In the following material, identify every line holding the string "JSON" and return it.

BEGIN

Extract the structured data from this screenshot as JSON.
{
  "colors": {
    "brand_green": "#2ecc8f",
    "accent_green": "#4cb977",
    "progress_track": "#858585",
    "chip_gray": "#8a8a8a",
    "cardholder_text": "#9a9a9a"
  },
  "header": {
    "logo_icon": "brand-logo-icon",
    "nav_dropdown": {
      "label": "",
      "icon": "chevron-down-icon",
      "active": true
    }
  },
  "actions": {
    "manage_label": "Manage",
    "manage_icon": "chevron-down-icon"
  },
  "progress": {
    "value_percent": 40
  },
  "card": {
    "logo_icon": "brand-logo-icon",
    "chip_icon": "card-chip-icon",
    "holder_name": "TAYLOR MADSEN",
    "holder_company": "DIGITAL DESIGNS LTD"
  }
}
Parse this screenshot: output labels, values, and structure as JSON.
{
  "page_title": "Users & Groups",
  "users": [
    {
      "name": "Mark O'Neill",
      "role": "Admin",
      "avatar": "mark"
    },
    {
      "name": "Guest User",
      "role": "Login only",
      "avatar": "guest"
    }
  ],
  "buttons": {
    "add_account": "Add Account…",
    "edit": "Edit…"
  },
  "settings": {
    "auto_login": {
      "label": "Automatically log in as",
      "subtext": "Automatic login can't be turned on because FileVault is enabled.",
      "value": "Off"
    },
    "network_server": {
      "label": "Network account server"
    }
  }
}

END

RESULT =>
Extract the structured data from this screenshot as JSON.
Parse this screenshot: output labels, values, and structure as JSON.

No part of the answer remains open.